### [STATED PROBLEM]
Please give the listing again in its entirety, exactly as written.
##### TASK DATA
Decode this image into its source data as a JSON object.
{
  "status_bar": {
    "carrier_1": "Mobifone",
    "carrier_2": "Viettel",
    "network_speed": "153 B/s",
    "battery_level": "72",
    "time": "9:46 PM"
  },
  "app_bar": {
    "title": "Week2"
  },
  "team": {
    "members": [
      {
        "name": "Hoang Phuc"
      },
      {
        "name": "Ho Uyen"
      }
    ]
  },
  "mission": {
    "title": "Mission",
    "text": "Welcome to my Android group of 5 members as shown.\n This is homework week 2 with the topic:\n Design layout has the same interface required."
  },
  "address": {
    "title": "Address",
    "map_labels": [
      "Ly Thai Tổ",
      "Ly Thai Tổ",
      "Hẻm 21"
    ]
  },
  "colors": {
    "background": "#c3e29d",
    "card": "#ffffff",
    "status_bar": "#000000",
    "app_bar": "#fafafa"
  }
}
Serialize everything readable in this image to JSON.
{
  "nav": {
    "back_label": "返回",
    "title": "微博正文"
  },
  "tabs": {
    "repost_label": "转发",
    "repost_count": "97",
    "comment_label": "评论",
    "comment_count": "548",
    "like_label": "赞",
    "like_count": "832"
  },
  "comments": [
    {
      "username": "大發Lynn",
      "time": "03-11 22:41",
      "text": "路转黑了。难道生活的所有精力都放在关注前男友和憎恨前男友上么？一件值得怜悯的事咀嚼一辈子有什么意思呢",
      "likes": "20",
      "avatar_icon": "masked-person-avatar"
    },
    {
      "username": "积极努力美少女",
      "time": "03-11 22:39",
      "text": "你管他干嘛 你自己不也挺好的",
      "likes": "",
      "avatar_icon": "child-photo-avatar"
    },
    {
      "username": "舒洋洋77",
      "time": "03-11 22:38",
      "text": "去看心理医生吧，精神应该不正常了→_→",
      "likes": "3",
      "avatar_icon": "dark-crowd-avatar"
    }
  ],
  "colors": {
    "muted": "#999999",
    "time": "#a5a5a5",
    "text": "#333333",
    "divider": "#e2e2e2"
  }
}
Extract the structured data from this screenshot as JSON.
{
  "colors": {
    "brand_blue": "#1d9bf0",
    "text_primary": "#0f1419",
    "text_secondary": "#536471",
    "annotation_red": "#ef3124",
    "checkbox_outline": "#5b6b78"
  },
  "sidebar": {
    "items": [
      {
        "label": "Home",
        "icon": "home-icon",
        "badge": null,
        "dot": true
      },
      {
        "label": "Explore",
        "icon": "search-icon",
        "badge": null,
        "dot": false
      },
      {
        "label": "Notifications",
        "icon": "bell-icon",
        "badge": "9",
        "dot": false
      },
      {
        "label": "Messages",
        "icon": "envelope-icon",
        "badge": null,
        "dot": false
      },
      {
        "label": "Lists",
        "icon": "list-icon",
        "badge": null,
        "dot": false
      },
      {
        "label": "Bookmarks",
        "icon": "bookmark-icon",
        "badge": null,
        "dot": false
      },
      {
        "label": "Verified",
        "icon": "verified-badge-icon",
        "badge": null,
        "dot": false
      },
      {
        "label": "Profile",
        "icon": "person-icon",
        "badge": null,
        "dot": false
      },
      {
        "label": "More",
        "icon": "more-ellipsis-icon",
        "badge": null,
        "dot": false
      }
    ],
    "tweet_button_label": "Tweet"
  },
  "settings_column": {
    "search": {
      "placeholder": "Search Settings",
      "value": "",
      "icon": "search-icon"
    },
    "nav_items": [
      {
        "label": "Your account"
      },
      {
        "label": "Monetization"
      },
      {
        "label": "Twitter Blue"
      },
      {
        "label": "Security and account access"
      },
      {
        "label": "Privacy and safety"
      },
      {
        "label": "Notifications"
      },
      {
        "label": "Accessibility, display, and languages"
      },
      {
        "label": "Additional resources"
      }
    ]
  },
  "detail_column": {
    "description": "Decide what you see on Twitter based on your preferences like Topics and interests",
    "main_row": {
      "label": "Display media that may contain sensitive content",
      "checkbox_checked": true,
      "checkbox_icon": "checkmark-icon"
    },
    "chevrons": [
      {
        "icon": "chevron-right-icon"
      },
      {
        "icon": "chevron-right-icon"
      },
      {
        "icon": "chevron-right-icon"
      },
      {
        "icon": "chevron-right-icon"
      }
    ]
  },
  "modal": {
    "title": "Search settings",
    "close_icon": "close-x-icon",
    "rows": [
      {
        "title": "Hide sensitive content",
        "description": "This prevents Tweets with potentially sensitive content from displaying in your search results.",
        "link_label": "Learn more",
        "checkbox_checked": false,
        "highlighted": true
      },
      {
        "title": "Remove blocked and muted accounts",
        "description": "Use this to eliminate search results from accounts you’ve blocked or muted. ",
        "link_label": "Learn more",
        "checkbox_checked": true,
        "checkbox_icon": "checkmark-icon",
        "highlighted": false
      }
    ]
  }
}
##########
### [ANSWER TO THIS TASK]
Decode this image into its source data as a JSON object.
{
  "status_bar": {
    "carrier_1": "Mobifone",
    "carrier_2": "Viettel",
    "network_speed": "153 B/s",
    "battery_level": "72",
    "time": "9:46 PM"
  },
  "app_bar": {
    "title": "Week2"
  },
  "team": {
    "members": [
      {
        "name": "Hoang Phuc"
      },
      {
        "name": "Ho Uyen"
      }
    ]
  },
  "mission": {
    "title": "Mission",
    "text": "Welcome to my Android group of 5 members as shown.\n This is homework week 2 with the topic:\n Design layout has the same interface required."
  },
  "address": {
    "title": "Address",
    "map_labels": [
      "Ly Thai Tổ",
      "Ly Thai Tổ",
      "Hẻm 21"
    ]
  },
  "colors": {
    "background": "#c3e29d",
    "card": "#ffffff",
    "status_bar": "#000000",
    "app_bar": "#fafafa"
  }
}
Serialize everything readable in this image to JSON.
{
  "nav": {
    "back_label": "返回",
    "title": "微博正文"
  },
  "tabs": {
    "repost_label": "转发",
    "repost_count": "97",
    "comment_label": "评论",
    "comment_count": "548",
    "like_label": "赞",
    "like_count": "832"
  },
  "comments": [
    {
      "username": "大發Lynn",
      "time": "03-11 22:41",
      "text": "路转黑了。难道生活的所有精力都放在关注前男友和憎恨前男友上么？一件值得怜悯的事咀嚼一辈子有什么意思呢",
      "likes": "20",
      "avatar_icon": "masked-person-avatar"
    },
    {
      "username": "积极努力美少女",
      "time": "03-11 22:39",
      "text": "你管他干嘛 你自己不也挺好的",
      "likes": "",
      "avatar_icon": "child-photo-avatar"
    },
    {
      "username": "舒洋洋77",
      "time": "03-11 22:38",
      "text": "去看心理医生吧，精神应该不正常了→_→",
      "likes": "3",
      "avatar_icon": "dark-crowd-avatar"
    }
  ],
  "colors": {
    "muted": "#999999",
    "time": "#a5a5a5",
    "text": "#333333",
    "divider": "#e2e2e2"
  }
}
Extract the structured data from this screenshot as JSON.
{
  "colors": {
    "brand_blue": "#1d9bf0",
    "text_primary": "#0f1419",
    "text_secondary": "#536471",
    "annotation_red": "#ef3124",
    "checkbox_outline": "#5b6b78"
  },
  "sidebar": {
    "items": [
      {
        "label": "Home",
        "icon": "home-icon",
        "badge": null,
        "dot": true
      },
      {
        "label": "Explore",
        "icon": "search-icon",
        "badge": null,
        "dot": false
      },
      {
        "label": "Notifications",
        "icon": "bell-icon",
        "badge": "9",
        "dot": false
      },
      {
        "label": "Messages",
        "icon": "envelope-icon",
        "badge": null,
        "dot": false
      },
      {
        "label": "Lists",
        "icon": "list-icon",
        "badge": null,
        "dot": false
      },
      {
        "label": "Bookmarks",
        "icon": "bookmark-icon",
        "badge": null,
        "dot": false
      },
      {
        "label": "Verified",
        "icon": "verified-badge-icon",
        "badge": null,
        "dot": false
      },
      {
        "label": "Profile",
        "icon": "person-icon",
        "badge": null,
        "dot": false
      },
      {
        "label": "More",
        "icon": "more-ellipsis-icon",
        "badge": null,
        "dot": false
      }
    ],
    "tweet_button_label": "Tweet"
  },
  "settings_column": {
    "search": {
      "placeholder": "Search Settings",
      "value": "",
      "icon": "search-icon"
    },
    "nav_items": [
      {
        "label": "Your account"
      },
      {
        "label": "Monetization"
      },
      {
        "label": "Twitter Blue"
      },
      {
        "label": "Security and account access"
      },
      {
        "label": "Privacy and safety"
      },
      {
        "label": "Notifications"
      },
      {
        "label": "Accessibility, display, and languages"
      },
      {
        "label": "Additional resources"
      }
    ]
  },
  "detail_column": {
    "description": "Decide what you see on Twitter based on your preferences like Topics and interests",
    "main_row": {
      "label": "Display media that may contain sensitive content",
      "checkbox_checked": true,
      "checkbox_icon": "checkmark-icon"
    },
    "chevrons": [
      {
        "icon": "chevron-right-icon"
      },
      {
        "icon": "chevron-right-icon"
      },
      {
        "icon": "chevron-right-icon"
      },
      {
        "icon": "chevron-right-icon"
      }
    ]
  },
  "modal": {
    "title": "Search settings",
    "close_icon": "close-x-icon",
    "rows": [
      {
        "title": "Hide sensitive content",
        "description": "This prevents Tweets with potentially sensitive content from displaying in your search results.",
        "link_label": "Learn more",
        "checkbox_checked": false,
        "highlighted": true
      },
      {
        "title": "Remove blocked and muted accounts",
        "description": "Use this to eliminate search results from accounts you’ve blocked or muted. ",
        "link_label": "Learn more",
        "checkbox_checked": true,
        "checkbox_icon": "checkmark-icon",
        "highlighted": false
      }
    ]
  }
}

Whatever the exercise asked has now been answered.